Data entries:
[Start of Attachment]
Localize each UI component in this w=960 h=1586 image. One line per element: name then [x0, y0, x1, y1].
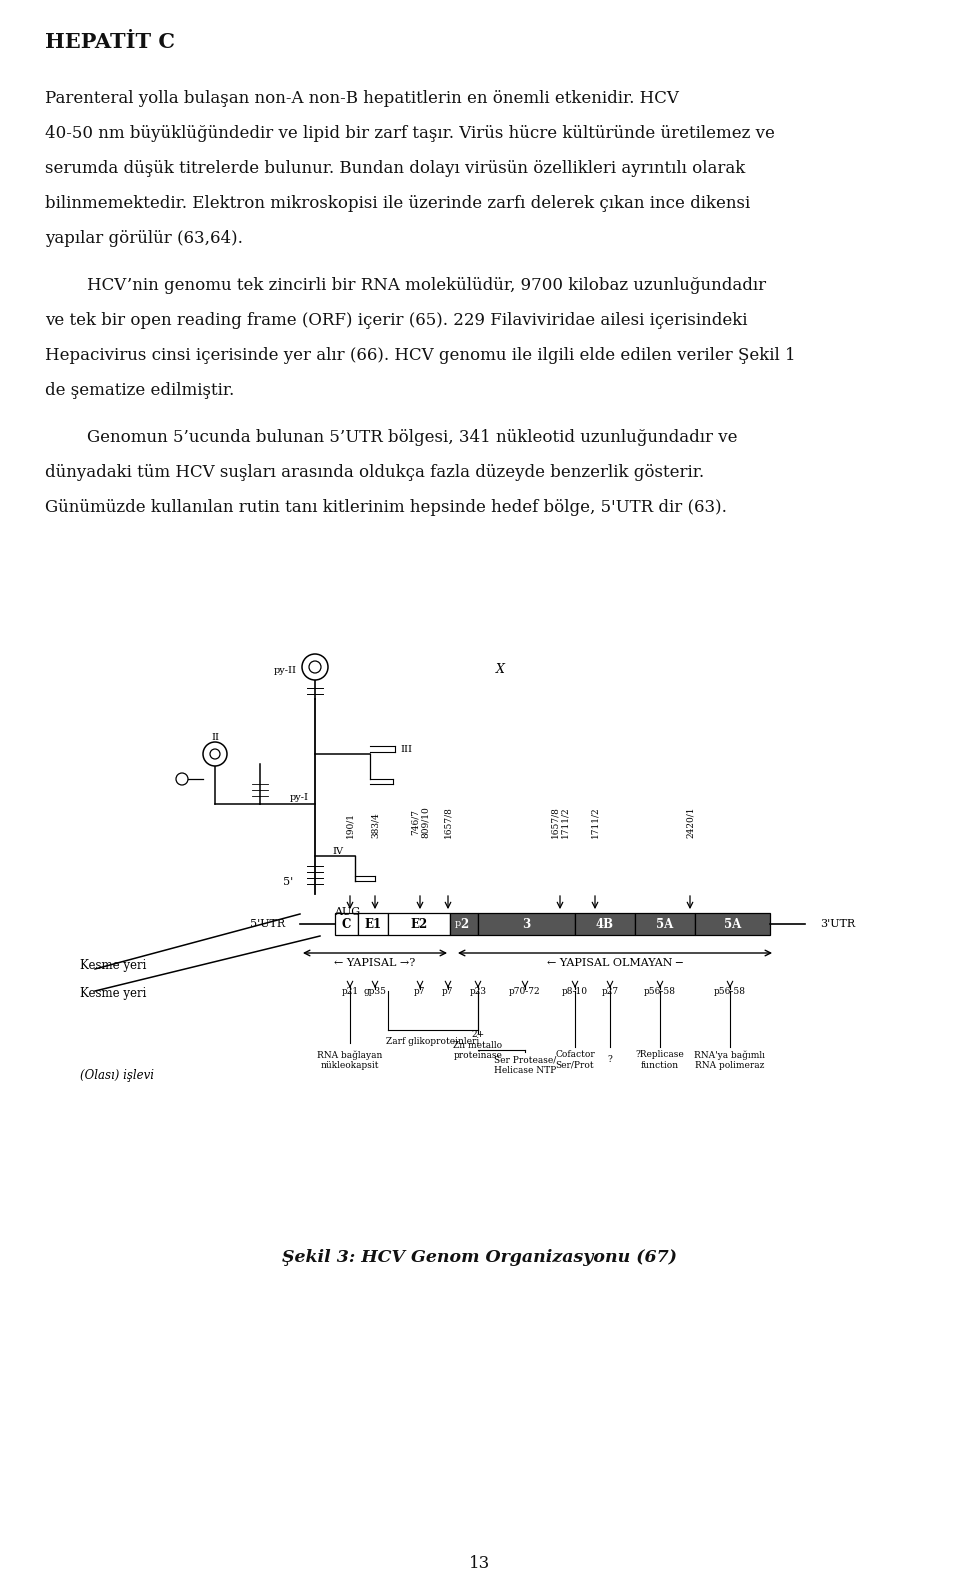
Text: p56-58: p56-58 [644, 986, 676, 996]
Text: 5A: 5A [724, 917, 741, 931]
Bar [358, 914, 388, 936]
Text: 1711/2: 1711/2 [590, 806, 599, 837]
Text: 5A: 5A [657, 917, 674, 931]
Bar [478, 914, 575, 936]
Bar [575, 914, 635, 936]
Text: yapılar görülür (63,64).: yapılar görülür (63,64). [45, 230, 243, 247]
Text: III: III [400, 744, 412, 753]
Text: Zarf glikoproteinleri: Zarf glikoproteinleri [386, 1037, 480, 1047]
Text: ?Replicase
function: ?Replicase function [636, 1050, 684, 1069]
Text: 190/1: 190/1 [346, 812, 354, 837]
Text: RNA'ya bağımlı
RNA polimeraz: RNA'ya bağımlı RNA polimeraz [694, 1050, 765, 1071]
Text: 2420/1: 2420/1 [685, 807, 694, 837]
Text: ?: ? [608, 1056, 612, 1064]
Text: 3'UTR: 3'UTR [820, 918, 855, 929]
Text: 1657/8
1711/2: 1657/8 1711/2 [550, 806, 569, 837]
Text: p21: p21 [342, 986, 359, 996]
Text: Şekil 3: HCV Genom Organizasyonu (67): Şekil 3: HCV Genom Organizasyonu (67) [282, 1250, 678, 1266]
Circle shape [309, 661, 321, 672]
Text: HCV’nin genomu tek zincirli bir RNA molekülüdür, 9700 kilobaz uzunluğundadır: HCV’nin genomu tek zincirli bir RNA mole… [45, 278, 766, 293]
Text: p56-58: p56-58 [714, 986, 746, 996]
Text: (Olası) işlevi: (Olası) işlevi [80, 1069, 154, 1082]
Text: II: II [211, 733, 219, 742]
Text: ve tek bir open reading frame (ORF) içerir (65). 229 Filaviviridae ailesi içeris: ve tek bir open reading frame (ORF) içer… [45, 312, 748, 328]
Circle shape [176, 772, 188, 785]
Text: 2+
Zn metallo
proteinase: 2+ Zn metallo proteinase [453, 1029, 503, 1059]
Text: Parenteral yolla bulaşan non-A non-B hepatitlerin en önemli etkenidir. HCV: Parenteral yolla bulaşan non-A non-B hep… [45, 90, 679, 106]
Bar [635, 914, 695, 936]
Text: 746/7
809/10: 746/7 809/10 [410, 806, 430, 837]
Text: 5': 5' [283, 877, 293, 887]
Text: C: C [342, 917, 351, 931]
Text: 1657/8: 1657/8 [444, 806, 452, 837]
Text: RNA bağlayan
nükleokapsit: RNA bağlayan nükleokapsit [318, 1050, 383, 1071]
Text: 3: 3 [522, 917, 531, 931]
Text: X: X [495, 663, 504, 676]
Circle shape [203, 742, 227, 766]
Text: serumda düşük titrelerde bulunur. Bundan dolayı virüsün özellikleri ayrıntılı ol: serumda düşük titrelerde bulunur. Bundan… [45, 160, 745, 178]
Text: p27: p27 [601, 986, 618, 996]
Text: p7: p7 [415, 986, 425, 996]
Bar [450, 914, 478, 936]
Text: 40-50 nm büyüklüğündedir ve lipid bir zarf taşır. Virüs hücre kültüründe üretile: 40-50 nm büyüklüğündedir ve lipid bir za… [45, 125, 775, 143]
Text: Kesme yeri: Kesme yeri [80, 986, 146, 999]
Circle shape [210, 749, 220, 760]
Text: de şematize edilmiştir.: de şematize edilmiştir. [45, 382, 234, 400]
Text: p70-72: p70-72 [509, 986, 540, 996]
Bar [695, 914, 770, 936]
Bar [388, 914, 450, 936]
Text: Genomun 5’ucunda bulunan 5’UTR bölgesi, 341 nükleotid uzunluğundadır ve: Genomun 5’ucunda bulunan 5’UTR bölgesi, … [45, 428, 737, 446]
Text: E1: E1 [365, 917, 381, 931]
Text: ← YAPISAL →?: ← YAPISAL →? [334, 958, 416, 967]
Circle shape [302, 653, 328, 680]
Text: E2: E2 [410, 917, 427, 931]
Text: py-II: py-II [274, 666, 297, 674]
Text: AUG: AUG [334, 907, 360, 917]
Text: Günümüzde kullanılan rutin tanı kitlerinim hepsinde hedef bölge, 5'UTR dir (63).: Günümüzde kullanılan rutin tanı kitlerin… [45, 500, 727, 515]
Text: dünyadaki tüm HCV suşları arasında oldukça fazla düzeyde benzerlik gösterir.: dünyadaki tüm HCV suşları arasında olduk… [45, 465, 704, 481]
Text: 4B: 4B [596, 917, 614, 931]
Text: 5'UTR: 5'UTR [250, 918, 285, 929]
Text: ← YAPISAL OLMAYAN ─: ← YAPISAL OLMAYAN ─ [547, 958, 683, 967]
Text: gp35: gp35 [364, 986, 387, 996]
Text: p8-10: p8-10 [562, 986, 588, 996]
Text: IV: IV [332, 847, 343, 855]
Text: HEPATİT C: HEPATİT C [45, 32, 175, 52]
Bar [335, 914, 358, 936]
Text: 2: 2 [460, 917, 468, 931]
Text: py-I: py-I [290, 793, 309, 801]
Text: Ser Protease/
Helicase NTP: Ser Protease/ Helicase NTP [493, 1055, 556, 1075]
Text: 13: 13 [469, 1554, 491, 1572]
Text: p: p [455, 920, 461, 928]
Text: Cofactor
Ser/Prot: Cofactor Ser/Prot [555, 1050, 595, 1069]
Text: p23: p23 [469, 986, 487, 996]
Text: p7: p7 [443, 986, 454, 996]
Text: Kesme yeri: Kesme yeri [80, 960, 146, 972]
Text: bilinmemektedir. Elektron mikroskopisi ile üzerinde zarfı delerek çıkan ince dik: bilinmemektedir. Elektron mikroskopisi i… [45, 195, 751, 213]
Text: Hepacivirus cinsi içerisinde yer alır (66). HCV genomu ile ilgili elde edilen ve: Hepacivirus cinsi içerisinde yer alır (6… [45, 347, 796, 365]
Text: 383/4: 383/4 [371, 812, 379, 837]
[End of Attachment]
= Task statement =
Wherever the word "Replicase" appears in the entries above, copy that line.

= Task response =
Text: ?Replicase
function: ?Replicase function [636, 1050, 684, 1069]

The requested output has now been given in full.